MATERIAL SUPPLIED —

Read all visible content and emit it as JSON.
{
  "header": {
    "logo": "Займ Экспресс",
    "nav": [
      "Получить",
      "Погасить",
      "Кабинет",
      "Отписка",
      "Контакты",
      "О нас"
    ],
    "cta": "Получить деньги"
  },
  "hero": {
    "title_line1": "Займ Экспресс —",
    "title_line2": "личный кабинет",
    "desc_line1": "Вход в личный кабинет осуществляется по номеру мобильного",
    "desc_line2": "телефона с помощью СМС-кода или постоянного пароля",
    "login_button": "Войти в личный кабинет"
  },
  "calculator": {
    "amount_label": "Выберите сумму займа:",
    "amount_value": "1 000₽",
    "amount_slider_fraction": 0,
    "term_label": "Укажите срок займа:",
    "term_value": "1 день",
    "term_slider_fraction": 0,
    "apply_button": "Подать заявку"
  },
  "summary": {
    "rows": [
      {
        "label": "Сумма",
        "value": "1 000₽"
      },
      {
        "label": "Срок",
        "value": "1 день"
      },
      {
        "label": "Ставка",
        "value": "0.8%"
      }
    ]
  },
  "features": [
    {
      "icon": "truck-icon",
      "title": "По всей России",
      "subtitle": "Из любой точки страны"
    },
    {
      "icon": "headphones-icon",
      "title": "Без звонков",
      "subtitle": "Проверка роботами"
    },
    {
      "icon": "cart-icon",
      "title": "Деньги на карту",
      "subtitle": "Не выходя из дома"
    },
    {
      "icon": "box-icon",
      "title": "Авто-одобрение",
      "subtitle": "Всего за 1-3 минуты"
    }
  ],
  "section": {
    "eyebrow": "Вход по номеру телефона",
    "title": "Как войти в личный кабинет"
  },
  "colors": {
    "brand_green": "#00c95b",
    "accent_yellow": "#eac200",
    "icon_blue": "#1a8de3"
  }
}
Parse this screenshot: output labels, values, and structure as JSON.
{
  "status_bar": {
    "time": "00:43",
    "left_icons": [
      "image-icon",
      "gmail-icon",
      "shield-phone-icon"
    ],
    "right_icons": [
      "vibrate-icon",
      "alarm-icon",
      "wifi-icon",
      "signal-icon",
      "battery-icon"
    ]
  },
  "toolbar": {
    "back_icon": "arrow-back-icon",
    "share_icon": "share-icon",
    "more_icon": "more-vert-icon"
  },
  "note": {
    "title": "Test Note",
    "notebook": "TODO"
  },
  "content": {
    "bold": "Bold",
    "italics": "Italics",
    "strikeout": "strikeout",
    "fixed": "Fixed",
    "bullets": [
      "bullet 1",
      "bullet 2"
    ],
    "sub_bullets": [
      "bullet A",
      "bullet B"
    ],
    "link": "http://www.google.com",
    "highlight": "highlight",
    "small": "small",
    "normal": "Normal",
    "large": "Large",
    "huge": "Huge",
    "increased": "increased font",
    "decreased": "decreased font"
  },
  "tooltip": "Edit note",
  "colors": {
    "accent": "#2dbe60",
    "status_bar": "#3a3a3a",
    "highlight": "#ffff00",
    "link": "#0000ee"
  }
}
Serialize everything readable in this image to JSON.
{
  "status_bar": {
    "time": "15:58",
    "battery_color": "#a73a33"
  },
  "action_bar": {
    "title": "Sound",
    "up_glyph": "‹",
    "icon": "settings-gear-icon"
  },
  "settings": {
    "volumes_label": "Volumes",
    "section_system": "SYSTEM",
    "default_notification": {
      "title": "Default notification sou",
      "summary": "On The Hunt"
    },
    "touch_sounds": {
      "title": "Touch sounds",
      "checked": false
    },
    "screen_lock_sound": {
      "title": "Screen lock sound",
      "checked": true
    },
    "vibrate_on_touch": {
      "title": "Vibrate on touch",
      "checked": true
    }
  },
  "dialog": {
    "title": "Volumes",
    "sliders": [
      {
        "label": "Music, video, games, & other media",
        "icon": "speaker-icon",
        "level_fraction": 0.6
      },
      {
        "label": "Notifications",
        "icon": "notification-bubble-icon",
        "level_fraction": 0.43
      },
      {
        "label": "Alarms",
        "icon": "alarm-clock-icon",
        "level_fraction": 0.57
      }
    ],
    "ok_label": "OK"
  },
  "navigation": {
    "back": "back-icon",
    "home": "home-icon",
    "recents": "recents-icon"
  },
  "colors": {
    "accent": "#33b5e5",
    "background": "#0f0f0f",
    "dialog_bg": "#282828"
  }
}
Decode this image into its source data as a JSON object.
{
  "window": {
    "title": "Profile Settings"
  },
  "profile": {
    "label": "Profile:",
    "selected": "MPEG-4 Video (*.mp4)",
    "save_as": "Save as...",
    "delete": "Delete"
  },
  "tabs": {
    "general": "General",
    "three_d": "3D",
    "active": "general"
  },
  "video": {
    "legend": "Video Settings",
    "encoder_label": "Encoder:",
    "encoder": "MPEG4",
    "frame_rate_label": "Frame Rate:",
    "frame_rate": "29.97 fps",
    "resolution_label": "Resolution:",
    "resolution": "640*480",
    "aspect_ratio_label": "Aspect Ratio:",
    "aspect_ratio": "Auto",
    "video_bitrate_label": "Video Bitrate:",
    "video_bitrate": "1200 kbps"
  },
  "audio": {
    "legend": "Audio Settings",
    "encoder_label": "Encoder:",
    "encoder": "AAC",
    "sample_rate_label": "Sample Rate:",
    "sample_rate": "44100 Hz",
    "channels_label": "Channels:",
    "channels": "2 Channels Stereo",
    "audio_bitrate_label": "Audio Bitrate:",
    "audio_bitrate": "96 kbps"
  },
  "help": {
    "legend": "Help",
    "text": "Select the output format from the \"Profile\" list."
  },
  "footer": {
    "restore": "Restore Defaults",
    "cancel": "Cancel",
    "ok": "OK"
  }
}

TASK GOAL —
Show each line of the data that contains the string "subtitle".

ANSWER FOR THIS EXERCISE —
      "subtitle": "Из любой точки страны"
      "subtitle": "Проверка роботами"
      "subtitle": "Не выходя из дома"
      "subtitle": "Всего за 1-3 минуты"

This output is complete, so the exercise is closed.